→ **Exercise aim**: Don't copy the pictures; return every other part of the records exactly.

→ **Extracted data**:
»»

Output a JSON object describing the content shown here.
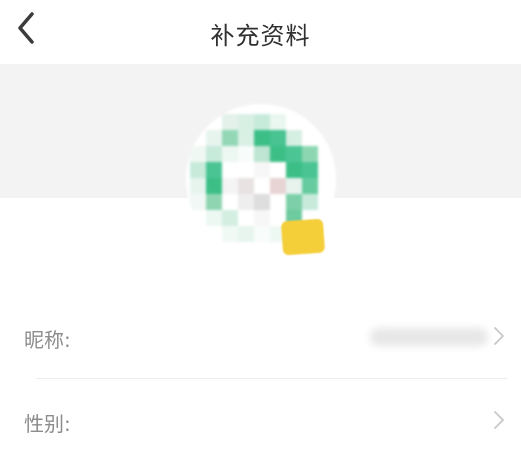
{
  "header": {
    "title": "补充资料",
    "back_icon": "chevron-left-icon"
  },
  "profile": {
    "avatar": "pixelated-avatar",
    "badge_color": "#f5cf3a"
  },
  "form": {
    "nickname_label": "昵称:",
    "gender_label": "性别:",
    "chevron_icon": "chevron-right-icon"
  },
  "colors": {
    "background": "#f3f3f3",
    "title": "#303030",
    "label": "#8c8c8c",
    "avatar_green": "#3cbf87",
    "badge_yellow": "#f5cf3a"
  }
}
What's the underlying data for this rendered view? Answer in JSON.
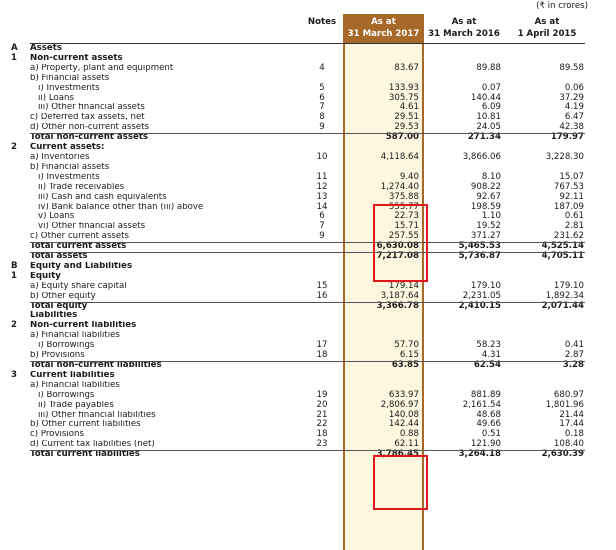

««

→ **The answer**:
Output a JSON object describing the content shown here.
{
  "header": {
    "title": "补充资料",
    "back_icon": "chevron-left-icon"
  },
  "profile": {
    "avatar": "pixelated-avatar",
    "badge_color": "#f5cf3a"
  },
  "form": {
    "nickname_label": "昵称:",
    "gender_label": "性别:",
    "chevron_icon": "chevron-right-icon"
  },
  "colors": {
    "background": "#f3f3f3",
    "title": "#303030",
    "label": "#8c8c8c",
    "avatar_green": "#3cbf87",
    "badge_yellow": "#f5cf3a"
  }
}
What's the underlying data for this rendered view? Answer in JSON.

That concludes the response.